* **DIRECTIVE**
Would it be possible to write out each entry below exactly, without the pictures?

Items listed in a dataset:
□ □ □ □
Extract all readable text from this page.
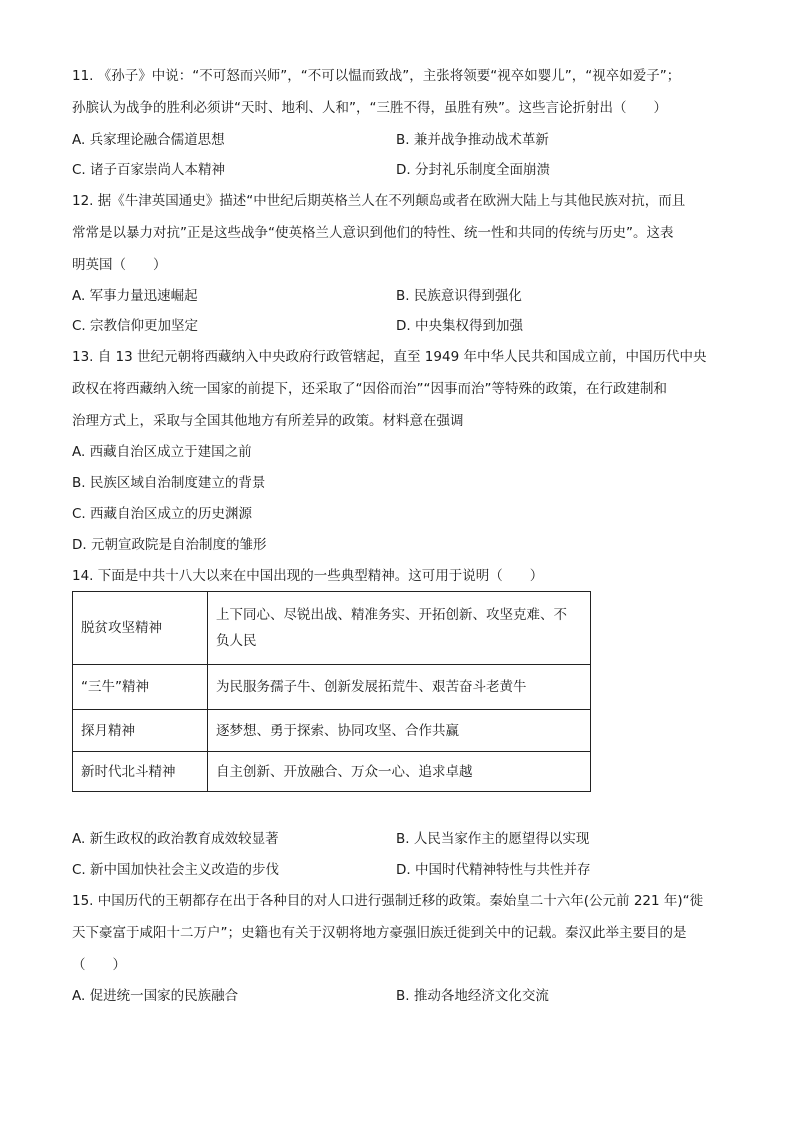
11. 《孙子》中说：“不可怒而兴师”，“不可以愠而致战”，主张将领要“视卒如婴儿”，“视卒如爱子”；
孙膑认为战争的胜利必须讲“天时、地利、人和”，“三胜不得，虽胜有殃”。这些言论折射出（　　）
A. 兵家理论融合儒道思想	B. 兼并战争推动战术革新
C. 诸子百家崇尚人本精神	D. 分封礼乐制度全面崩溃
12. 据《牛津英国通史》描述“中世纪后期英格兰人在不列颠岛或者在欧洲大陆上与其他民族对抗，而且
常常是以暴力对抗”正是这些战争“使英格兰人意识到他们的特性、统一性和共同的传统与历史”。这表
明英国（　　）
A. 军事力量迅速崛起	B. 民族意识得到强化
C. 宗教信仰更加坚定	D. 中央集权得到加强
13. 自 13 世纪元朝将西藏纳入中央政府行政管辖起，直至 1949 年中华人民共和国成立前，中国历代中央
政权在将西藏纳入统一国家的前提下，还采取了“因俗而治”“因事而治”等特殊的政策，在行政建制和
治理方式上，采取与全国其他地方有所差异的政策。材料意在强调
A. 西藏自治区成立于建国之前
B. 民族区域自治制度建立的背景
C. 西藏自治区成立的历史渊源
D. 元朝宣政院是自治制度的雏形
14. 下面是中共十八大以来在中国出现的一些典型精神。这可用于说明（　　）
脱贫攻坚精神	上下同心、尽锐出战、精准务实、开拓创新、攻坚克难、不
负人民

“三牛”精神	为民服务孺子牛、创新发展拓荒牛、艰苦奋斗老黄牛
探月精神	逐梦想、勇于探索、协同攻坚、合作共赢
新时代北斗精神	自主创新、开放融合、万众一心、追求卓越
A. 新生政权的政治教育成效较显著	B. 人民当家作主的愿望得以实现
C. 新中国加快社会主义改造的步伐	D. 中国时代精神特性与共性并存
15. 中国历代的王朝都存在出于各种目的对人口进行强制迁移的政策。秦始皇二十六年(公元前 221 年)“徙
天下豪富于咸阳十二万户”；史籍也有关于汉朝将地方豪强旧族迁徙到关中的记载。秦汉此举主要目的是
（　　）
A. 促进统一国家的民族融合	B. 推动各地经济文化交流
□ □ □ □
* **EXERCISE SOLUTION**
Extract all readable text from this page.
11. 《孙子》中说：“不可怒而兴师”，“不可以愠而致战”，主张将领要“视卒如婴儿”，“视卒如爱子”；
孙膑认为战争的胜利必须讲“天时、地利、人和”，“三胜不得，虽胜有殃”。这些言论折射出（　　）
A. 兵家理论融合儒道思想	B. 兼并战争推动战术革新
C. 诸子百家崇尚人本精神	D. 分封礼乐制度全面崩溃
12. 据《牛津英国通史》描述“中世纪后期英格兰人在不列颠岛或者在欧洲大陆上与其他民族对抗，而且
常常是以暴力对抗”正是这些战争“使英格兰人意识到他们的特性、统一性和共同的传统与历史”。这表
明英国（　　）
A. 军事力量迅速崛起	B. 民族意识得到强化
C. 宗教信仰更加坚定	D. 中央集权得到加强
13. 自 13 世纪元朝将西藏纳入中央政府行政管辖起，直至 1949 年中华人民共和国成立前，中国历代中央
政权在将西藏纳入统一国家的前提下，还采取了“因俗而治”“因事而治”等特殊的政策，在行政建制和
治理方式上，采取与全国其他地方有所差异的政策。材料意在强调
A. 西藏自治区成立于建国之前
B. 民族区域自治制度建立的背景
C. 西藏自治区成立的历史渊源
D. 元朝宣政院是自治制度的雏形
14. 下面是中共十八大以来在中国出现的一些典型精神。这可用于说明（　　）
脱贫攻坚精神	上下同心、尽锐出战、精准务实、开拓创新、攻坚克难、不
负人民

“三牛”精神	为民服务孺子牛、创新发展拓荒牛、艰苦奋斗老黄牛
探月精神	逐梦想、勇于探索、协同攻坚、合作共赢
新时代北斗精神	自主创新、开放融合、万众一心、追求卓越
A. 新生政权的政治教育成效较显著	B. 人民当家作主的愿望得以实现
C. 新中国加快社会主义改造的步伐	D. 中国时代精神特性与共性并存
15. 中国历代的王朝都存在出于各种目的对人口进行强制迁移的政策。秦始皇二十六年(公元前 221 年)“徙
天下豪富于咸阳十二万户”；史籍也有关于汉朝将地方豪强旧族迁徙到关中的记载。秦汉此举主要目的是
（　　）
A. 促进统一国家的民族融合	B. 推动各地经济文化交流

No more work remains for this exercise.